Among the records that follow, count the lines with the string "怎么能够忘记了对一颗萝卜的回味"; report only that count.

(Stored records)
■ ■ ■ ■ ■ ■ ■

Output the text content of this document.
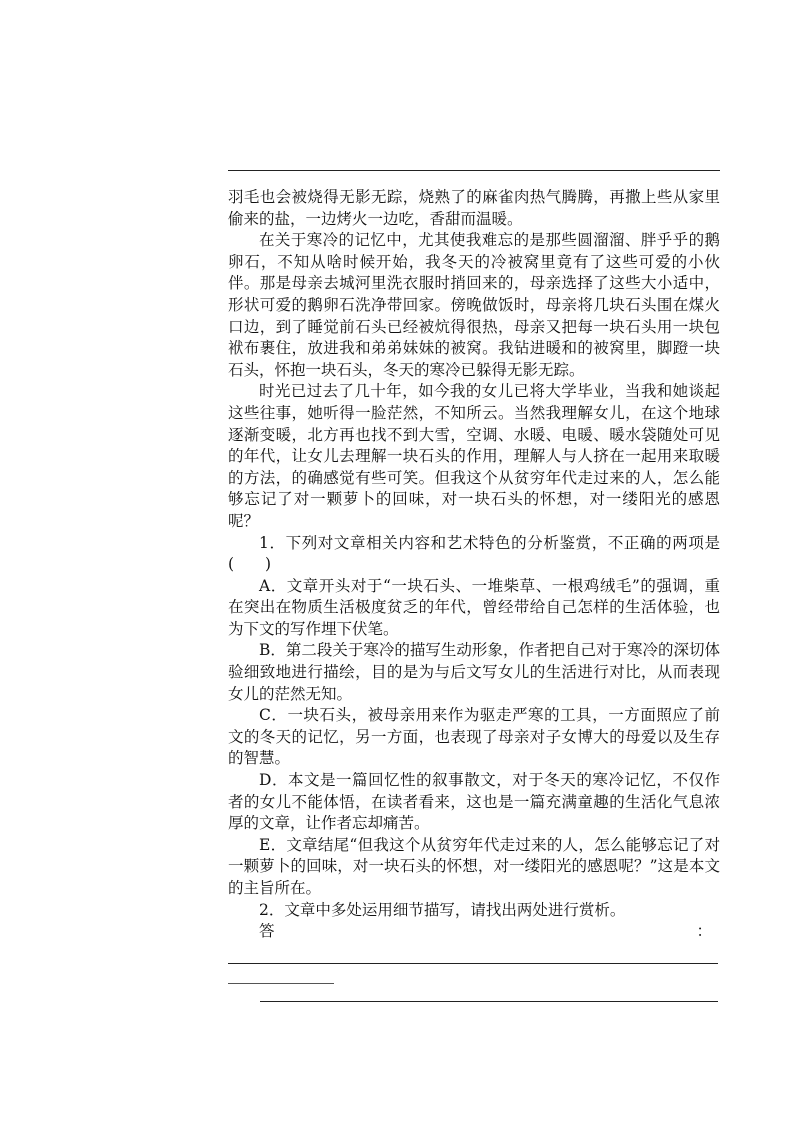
羽毛也会被烧得无影无踪，烧熟了的麻雀肉热气腾腾，再撒上些从家里偷来的盐，一边烤火一边吃，香甜而温暖。

在关于寒冷的记忆中，尤其使我难忘的是那些圆溜溜、胖乎乎的鹅卵石，不知从啥时候开始，我冬天的冷被窝里竟有了这些可爱的小伙伴。那是母亲去城河里洗衣服时捎回来的，母亲选择了这些大小适中，形状可爱的鹅卵石洗净带回家。傍晚做饭时，母亲将几块石头围在煤火口边，到了睡觉前石头已经被炕得很热，母亲又把每一块石头用一块包袱布裹住，放进我和弟弟妹妹的被窝。我钻进暖和的被窝里，脚蹬一块石头，怀抱一块石头，冬天的寒冷已躲得无影无踪。

时光已过去了几十年，如今我的女儿已将大学毕业，当我和她谈起这些往事，她听得一脸茫然，不知所云。当然我理解女儿，在这个地球逐渐变暖，北方再也找不到大雪，空调、水暖、电暖、暖水袋随处可见的年代，让女儿去理解一块石头的作用，理解人与人挤在一起用来取暖的方法，的确感觉有些可笑。但我这个从贫穷年代走过来的人，怎么能够忘记了对一颗萝卜的回味，对一块石头的怀想，对一缕阳光的感恩呢？

1．下列对文章相关内容和艺术特色的分析鉴赏，不正确的两项是(　　)

A．文章开头对于“一块石头、一堆柴草、一根鸡绒毛”的强调，重在突出在物质生活极度贫乏的年代，曾经带给自己怎样的生活体验，也为下文的写作埋下伏笔。

B．第二段关于寒冷的描写生动形象，作者把自己对于寒冷的深切体验细致地进行描绘，目的是为与后文写女儿的生活进行对比，从而表现女儿的茫然无知。

C．一块石头，被母亲用来作为驱走严寒的工具，一方面照应了前文的冬天的记忆，另一方面，也表现了母亲对子女博大的母爱以及生存的智慧。

D．本文是一篇回忆性的叙事散文，对于冬天的寒冷记忆，不仅作者的女儿不能体悟，在读者看来，这也是一篇充满童趣的生活化气息浓厚的文章，让作者忘却痛苦。

E．文章结尾“但我这个从贫穷年代走过来的人，怎么能够忘记了对一颗萝卜的回味，对一块石头的怀想，对一缕阳光的感恩呢？”这是本文的主旨所在。

2．文章中多处运用细节描写，请找出两处进行赏析。

答	：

■ ■ ■ ■ ■ ■ ■

■ Task output: 2